• Aim of the exercise:
Repeat the material below word for word and leave out all pictures.

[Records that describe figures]
▶

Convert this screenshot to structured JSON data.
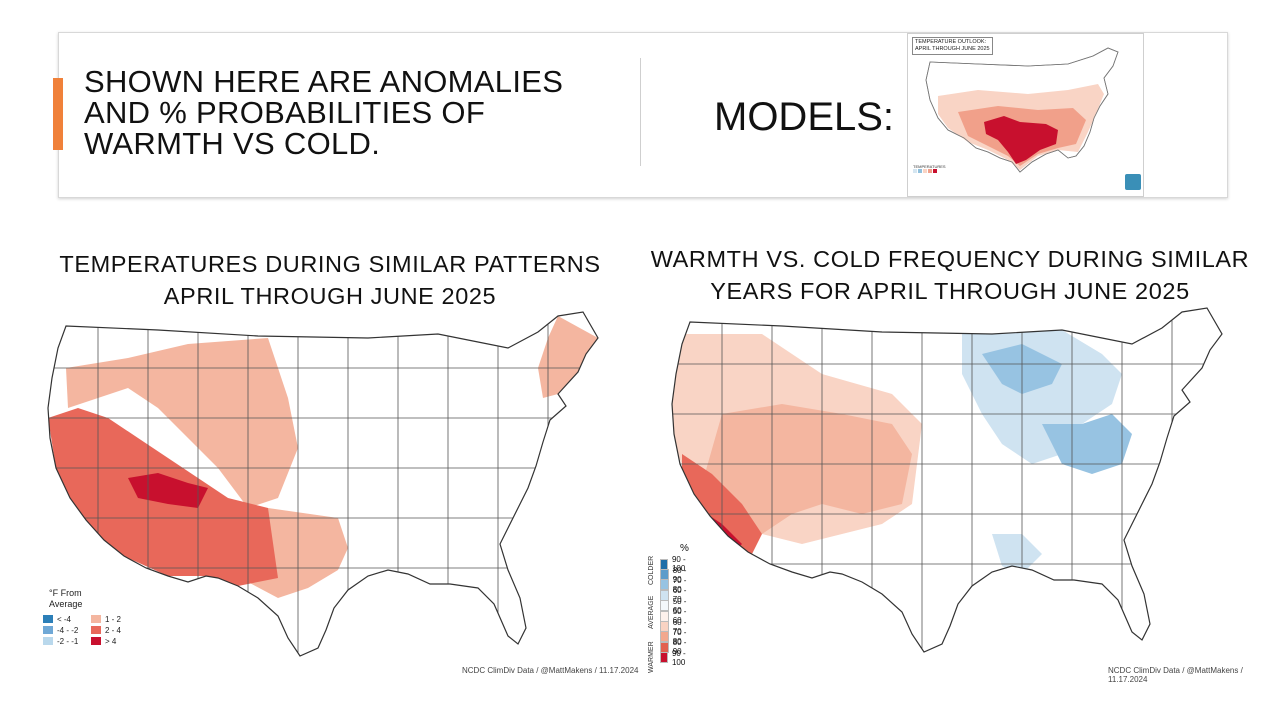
{
  "header": {
    "headline_lines": [
      "SHOWN HERE ARE ANOMALIES",
      "AND % PROBABILITIES OF",
      "WARMTH VS COLD."
    ],
    "models_label": "MODELS:",
    "accent_color": "#f0813a"
  },
  "outlook_thumbnail": {
    "title_lines": [
      "TEMPERATURE OUTLOOK:",
      "APRIL THROUGH JUNE 2025"
    ],
    "legend_label": "TEMPERATURES",
    "colors": [
      "#d5e6f1",
      "#8fc0dd",
      "#f9d4c5",
      "#f1a08a",
      "#c8102e"
    ]
  },
  "left_panel": {
    "title_lines": [
      "TEMPERATURES DURING SIMILAR PATTERNS",
      "APRIL THROUGH JUNE 2025"
    ],
    "legend": {
      "title_lines": [
        "°F From",
        "Average"
      ],
      "items": [
        {
          "label": "< -4",
          "color": "#2c7fb8"
        },
        {
          "label": "1 - 2",
          "color": "#f4b6a0"
        },
        {
          "label": "-4 - -2",
          "color": "#6fa8d6"
        },
        {
          "label": "2 - 4",
          "color": "#e8685a"
        },
        {
          "label": "-2 - -1",
          "color": "#b9d8ec"
        },
        {
          "label": "> 4",
          "color": "#c8102e"
        }
      ]
    },
    "credit": "NCDC ClimDiv Data / @MattMakens / 11.17.2024"
  },
  "right_panel": {
    "title_lines": [
      "WARMTH VS. COLD FREQUENCY DURING SIMILAR",
      "YEARS FOR APRIL THROUGH JUNE 2025"
    ],
    "legend": {
      "unit": "%",
      "side_labels": [
        "COLDER",
        "AVERAGE",
        "WARMER"
      ],
      "items": [
        {
          "label": "90 - 100",
          "color": "#1f6ea8"
        },
        {
          "label": "80 - 90",
          "color": "#5d9cca"
        },
        {
          "label": "70 - 80",
          "color": "#97c3e2"
        },
        {
          "label": "60 - 70",
          "color": "#cfe3f1"
        },
        {
          "label": "50 - 60",
          "color": "#f4f8fb"
        },
        {
          "label": "50 - 60",
          "color": "#fdf1ec"
        },
        {
          "label": "60 - 70",
          "color": "#f9d3c3"
        },
        {
          "label": "70 - 80",
          "color": "#f2a88e"
        },
        {
          "label": "80 - 90",
          "color": "#e2604f"
        },
        {
          "label": "90 - 100",
          "color": "#c8102e"
        }
      ]
    },
    "credit": "NCDC ClimDiv Data / @MattMakens / 11.17.2024"
  },
  "map_colors": {
    "land": "#ffffff",
    "border": "#444444",
    "light_warm": "#f4b6a0",
    "mid_warm": "#e8685a",
    "hot": "#c8102e",
    "pale_warm": "#f9d4c5",
    "cool_light": "#cfe3f1",
    "cool_mid": "#97c3e2",
    "cool_deep": "#5d9cca"
  }
}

◀

• Exercise answer:
Convert this screenshot to structured JSON data.
{
  "header": {
    "headline_lines": [
      "SHOWN HERE ARE ANOMALIES",
      "AND % PROBABILITIES OF",
      "WARMTH VS COLD."
    ],
    "models_label": "MODELS:",
    "accent_color": "#f0813a"
  },
  "outlook_thumbnail": {
    "title_lines": [
      "TEMPERATURE OUTLOOK:",
      "APRIL THROUGH JUNE 2025"
    ],
    "legend_label": "TEMPERATURES",
    "colors": [
      "#d5e6f1",
      "#8fc0dd",
      "#f9d4c5",
      "#f1a08a",
      "#c8102e"
    ]
  },
  "left_panel": {
    "title_lines": [
      "TEMPERATURES DURING SIMILAR PATTERNS",
      "APRIL THROUGH JUNE 2025"
    ],
    "legend": {
      "title_lines": [
        "°F From",
        "Average"
      ],
      "items": [
        {
          "label": "< -4",
          "color": "#2c7fb8"
        },
        {
          "label": "1 - 2",
          "color": "#f4b6a0"
        },
        {
          "label": "-4 - -2",
          "color": "#6fa8d6"
        },
        {
          "label": "2 - 4",
          "color": "#e8685a"
        },
        {
          "label": "-2 - -1",
          "color": "#b9d8ec"
        },
        {
          "label": "> 4",
          "color": "#c8102e"
        }
      ]
    },
    "credit": "NCDC ClimDiv Data / @MattMakens / 11.17.2024"
  },
  "right_panel": {
    "title_lines": [
      "WARMTH VS. COLD FREQUENCY DURING SIMILAR",
      "YEARS FOR APRIL THROUGH JUNE 2025"
    ],
    "legend": {
      "unit": "%",
      "side_labels": [
        "COLDER",
        "AVERAGE",
        "WARMER"
      ],
      "items": [
        {
          "label": "90 - 100",
          "color": "#1f6ea8"
        },
        {
          "label": "80 - 90",
          "color": "#5d9cca"
        },
        {
          "label": "70 - 80",
          "color": "#97c3e2"
        },
        {
          "label": "60 - 70",
          "color": "#cfe3f1"
        },
        {
          "label": "50 - 60",
          "color": "#f4f8fb"
        },
        {
          "label": "50 - 60",
          "color": "#fdf1ec"
        },
        {
          "label": "60 - 70",
          "color": "#f9d3c3"
        },
        {
          "label": "70 - 80",
          "color": "#f2a88e"
        },
        {
          "label": "80 - 90",
          "color": "#e2604f"
        },
        {
          "label": "90 - 100",
          "color": "#c8102e"
        }
      ]
    },
    "credit": "NCDC ClimDiv Data / @MattMakens / 11.17.2024"
  },
  "map_colors": {
    "land": "#ffffff",
    "border": "#444444",
    "light_warm": "#f4b6a0",
    "mid_warm": "#e8685a",
    "hot": "#c8102e",
    "pale_warm": "#f9d4c5",
    "cool_light": "#cfe3f1",
    "cool_mid": "#97c3e2",
    "cool_deep": "#5d9cca"
  }
}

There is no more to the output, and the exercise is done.